• _Task statement_: Write the listing out again, all of it, word for word.

• _Collected data entries_:
··········
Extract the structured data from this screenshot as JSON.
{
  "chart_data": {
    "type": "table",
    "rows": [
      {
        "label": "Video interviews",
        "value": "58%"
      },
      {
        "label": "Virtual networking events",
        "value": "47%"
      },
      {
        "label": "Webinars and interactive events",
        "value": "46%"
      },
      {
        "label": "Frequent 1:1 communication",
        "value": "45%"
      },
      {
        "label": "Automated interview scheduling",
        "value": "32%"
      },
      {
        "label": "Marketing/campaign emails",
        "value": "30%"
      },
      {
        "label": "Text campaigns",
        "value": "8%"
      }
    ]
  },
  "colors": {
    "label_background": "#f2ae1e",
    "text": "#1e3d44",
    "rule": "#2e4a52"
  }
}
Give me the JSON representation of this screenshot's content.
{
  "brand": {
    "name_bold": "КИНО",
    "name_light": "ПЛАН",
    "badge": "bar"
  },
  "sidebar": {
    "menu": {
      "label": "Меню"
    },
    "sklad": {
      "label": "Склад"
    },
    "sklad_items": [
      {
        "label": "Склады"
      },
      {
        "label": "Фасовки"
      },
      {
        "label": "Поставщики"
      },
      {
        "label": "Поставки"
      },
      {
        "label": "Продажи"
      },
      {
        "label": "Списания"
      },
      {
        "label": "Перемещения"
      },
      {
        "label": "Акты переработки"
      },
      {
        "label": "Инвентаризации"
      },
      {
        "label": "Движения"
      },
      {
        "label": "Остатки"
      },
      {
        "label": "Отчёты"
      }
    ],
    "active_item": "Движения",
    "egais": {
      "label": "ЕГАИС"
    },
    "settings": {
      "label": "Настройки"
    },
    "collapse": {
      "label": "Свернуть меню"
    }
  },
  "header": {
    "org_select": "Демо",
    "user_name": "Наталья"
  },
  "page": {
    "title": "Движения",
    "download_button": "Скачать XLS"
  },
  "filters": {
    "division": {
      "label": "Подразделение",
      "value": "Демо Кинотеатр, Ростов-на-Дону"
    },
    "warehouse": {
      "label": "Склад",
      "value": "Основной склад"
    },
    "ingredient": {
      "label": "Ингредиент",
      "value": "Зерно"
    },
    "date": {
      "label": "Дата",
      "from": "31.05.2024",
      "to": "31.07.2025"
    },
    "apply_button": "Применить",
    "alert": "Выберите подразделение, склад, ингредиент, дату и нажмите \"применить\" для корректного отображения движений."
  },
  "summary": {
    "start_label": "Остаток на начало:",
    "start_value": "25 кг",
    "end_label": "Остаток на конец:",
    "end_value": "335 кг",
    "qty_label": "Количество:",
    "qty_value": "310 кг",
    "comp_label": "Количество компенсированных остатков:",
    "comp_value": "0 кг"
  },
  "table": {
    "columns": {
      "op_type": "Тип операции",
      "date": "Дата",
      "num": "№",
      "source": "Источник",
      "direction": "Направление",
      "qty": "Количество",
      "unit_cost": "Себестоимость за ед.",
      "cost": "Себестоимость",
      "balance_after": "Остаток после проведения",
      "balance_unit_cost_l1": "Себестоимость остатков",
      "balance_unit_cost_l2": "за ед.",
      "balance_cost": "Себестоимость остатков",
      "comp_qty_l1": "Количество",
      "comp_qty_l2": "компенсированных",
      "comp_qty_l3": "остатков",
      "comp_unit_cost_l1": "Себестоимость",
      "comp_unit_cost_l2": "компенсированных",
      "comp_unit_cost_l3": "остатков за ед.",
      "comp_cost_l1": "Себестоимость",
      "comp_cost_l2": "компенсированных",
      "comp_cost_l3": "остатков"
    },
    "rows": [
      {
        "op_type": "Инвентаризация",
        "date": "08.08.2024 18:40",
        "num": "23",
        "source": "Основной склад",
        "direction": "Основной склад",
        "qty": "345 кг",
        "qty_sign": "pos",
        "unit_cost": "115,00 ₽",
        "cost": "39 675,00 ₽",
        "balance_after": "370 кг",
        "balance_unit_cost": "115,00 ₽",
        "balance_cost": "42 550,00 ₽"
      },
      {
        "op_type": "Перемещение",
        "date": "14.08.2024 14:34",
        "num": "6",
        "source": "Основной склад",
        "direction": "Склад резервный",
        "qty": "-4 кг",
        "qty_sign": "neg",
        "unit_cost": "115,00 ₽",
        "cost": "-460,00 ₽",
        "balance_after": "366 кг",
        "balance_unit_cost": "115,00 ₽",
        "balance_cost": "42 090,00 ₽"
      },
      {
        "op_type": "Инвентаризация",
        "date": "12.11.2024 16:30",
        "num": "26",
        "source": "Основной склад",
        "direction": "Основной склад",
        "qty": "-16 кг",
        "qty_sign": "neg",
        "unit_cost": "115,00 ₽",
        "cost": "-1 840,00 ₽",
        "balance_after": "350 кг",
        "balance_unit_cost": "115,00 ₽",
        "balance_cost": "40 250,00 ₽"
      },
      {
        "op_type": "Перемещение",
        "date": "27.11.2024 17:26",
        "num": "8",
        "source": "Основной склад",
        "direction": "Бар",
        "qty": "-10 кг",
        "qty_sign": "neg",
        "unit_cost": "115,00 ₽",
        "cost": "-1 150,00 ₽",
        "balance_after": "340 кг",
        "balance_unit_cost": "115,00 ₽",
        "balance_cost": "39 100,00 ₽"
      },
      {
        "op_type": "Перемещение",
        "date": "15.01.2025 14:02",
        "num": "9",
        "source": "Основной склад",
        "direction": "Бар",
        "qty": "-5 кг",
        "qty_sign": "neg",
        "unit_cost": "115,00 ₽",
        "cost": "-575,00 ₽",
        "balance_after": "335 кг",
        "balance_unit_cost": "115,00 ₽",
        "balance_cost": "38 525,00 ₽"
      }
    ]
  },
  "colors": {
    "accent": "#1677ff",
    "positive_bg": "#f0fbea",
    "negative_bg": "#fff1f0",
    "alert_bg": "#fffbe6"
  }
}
··········
• _Answer in full_:
Extract the structured data from this screenshot as JSON.
{
  "chart_data": {
    "type": "table",
    "rows": [
      {
        "label": "Video interviews",
        "value": "58%"
      },
      {
        "label": "Virtual networking events",
        "value": "47%"
      },
      {
        "label": "Webinars and interactive events",
        "value": "46%"
      },
      {
        "label": "Frequent 1:1 communication",
        "value": "45%"
      },
      {
        "label": "Automated interview scheduling",
        "value": "32%"
      },
      {
        "label": "Marketing/campaign emails",
        "value": "30%"
      },
      {
        "label": "Text campaigns",
        "value": "8%"
      }
    ]
  },
  "colors": {
    "label_background": "#f2ae1e",
    "text": "#1e3d44",
    "rule": "#2e4a52"
  }
}
Give me the JSON representation of this screenshot's content.
{
  "brand": {
    "name_bold": "КИНО",
    "name_light": "ПЛАН",
    "badge": "bar"
  },
  "sidebar": {
    "menu": {
      "label": "Меню"
    },
    "sklad": {
      "label": "Склад"
    },
    "sklad_items": [
      {
        "label": "Склады"
      },
      {
        "label": "Фасовки"
      },
      {
        "label": "Поставщики"
      },
      {
        "label": "Поставки"
      },
      {
        "label": "Продажи"
      },
      {
        "label": "Списания"
      },
      {
        "label": "Перемещения"
      },
      {
        "label": "Акты переработки"
      },
      {
        "label": "Инвентаризации"
      },
      {
        "label": "Движения"
      },
      {
        "label": "Остатки"
      },
      {
        "label": "Отчёты"
      }
    ],
    "active_item": "Движения",
    "egais": {
      "label": "ЕГАИС"
    },
    "settings": {
      "label": "Настройки"
    },
    "collapse": {
      "label": "Свернуть меню"
    }
  },
  "header": {
    "org_select": "Демо",
    "user_name": "Наталья"
  },
  "page": {
    "title": "Движения",
    "download_button": "Скачать XLS"
  },
  "filters": {
    "division": {
      "label": "Подразделение",
      "value": "Демо Кинотеатр, Ростов-на-Дону"
    },
    "warehouse": {
      "label": "Склад",
      "value": "Основной склад"
    },
    "ingredient": {
      "label": "Ингредиент",
      "value": "Зерно"
    },
    "date": {
      "label": "Дата",
      "from": "31.05.2024",
      "to": "31.07.2025"
    },
    "apply_button": "Применить",
    "alert": "Выберите подразделение, склад, ингредиент, дату и нажмите \"применить\" для корректного отображения движений."
  },
  "summary": {
    "start_label": "Остаток на начало:",
    "start_value": "25 кг",
    "end_label": "Остаток на конец:",
    "end_value": "335 кг",
    "qty_label": "Количество:",
    "qty_value": "310 кг",
    "comp_label": "Количество компенсированных остатков:",
    "comp_value": "0 кг"
  },
  "table": {
    "columns": {
      "op_type": "Тип операции",
      "date": "Дата",
      "num": "№",
      "source": "Источник",
      "direction": "Направление",
      "qty": "Количество",
      "unit_cost": "Себестоимость за ед.",
      "cost": "Себестоимость",
      "balance_after": "Остаток после проведения",
      "balance_unit_cost_l1": "Себестоимость остатков",
      "balance_unit_cost_l2": "за ед.",
      "balance_cost": "Себестоимость остатков",
      "comp_qty_l1": "Количество",
      "comp_qty_l2": "компенсированных",
      "comp_qty_l3": "остатков",
      "comp_unit_cost_l1": "Себестоимость",
      "comp_unit_cost_l2": "компенсированных",
      "comp_unit_cost_l3": "остатков за ед.",
      "comp_cost_l1": "Себестоимость",
      "comp_cost_l2": "компенсированных",
      "comp_cost_l3": "остатков"
    },
    "rows": [
      {
        "op_type": "Инвентаризация",
        "date": "08.08.2024 18:40",
        "num": "23",
        "source": "Основной склад",
        "direction": "Основной склад",
        "qty": "345 кг",
        "qty_sign": "pos",
        "unit_cost": "115,00 ₽",
        "cost": "39 675,00 ₽",
        "balance_after": "370 кг",
        "balance_unit_cost": "115,00 ₽",
        "balance_cost": "42 550,00 ₽"
      },
      {
        "op_type": "Перемещение",
        "date": "14.08.2024 14:34",
        "num": "6",
        "source": "Основной склад",
        "direction": "Склад резервный",
        "qty": "-4 кг",
        "qty_sign": "neg",
        "unit_cost": "115,00 ₽",
        "cost": "-460,00 ₽",
        "balance_after": "366 кг",
        "balance_unit_cost": "115,00 ₽",
        "balance_cost": "42 090,00 ₽"
      },
      {
        "op_type": "Инвентаризация",
        "date": "12.11.2024 16:30",
        "num": "26",
        "source": "Основной склад",
        "direction": "Основной склад",
        "qty": "-16 кг",
        "qty_sign": "neg",
        "unit_cost": "115,00 ₽",
        "cost": "-1 840,00 ₽",
        "balance_after": "350 кг",
        "balance_unit_cost": "115,00 ₽",
        "balance_cost": "40 250,00 ₽"
      },
      {
        "op_type": "Перемещение",
        "date": "27.11.2024 17:26",
        "num": "8",
        "source": "Основной склад",
        "direction": "Бар",
        "qty": "-10 кг",
        "qty_sign": "neg",
        "unit_cost": "115,00 ₽",
        "cost": "-1 150,00 ₽",
        "balance_after": "340 кг",
        "balance_unit_cost": "115,00 ₽",
        "balance_cost": "39 100,00 ₽"
      },
      {
        "op_type": "Перемещение",
        "date": "15.01.2025 14:02",
        "num": "9",
        "source": "Основной склад",
        "direction": "Бар",
        "qty": "-5 кг",
        "qty_sign": "neg",
        "unit_cost": "115,00 ₽",
        "cost": "-575,00 ₽",
        "balance_after": "335 кг",
        "balance_unit_cost": "115,00 ₽",
        "balance_cost": "38 525,00 ₽"
      }
    ]
  },
  "colors": {
    "accent": "#1677ff",
    "positive_bg": "#f0fbea",
    "negative_bg": "#fff1f0",
    "alert_bg": "#fffbe6"
  }
}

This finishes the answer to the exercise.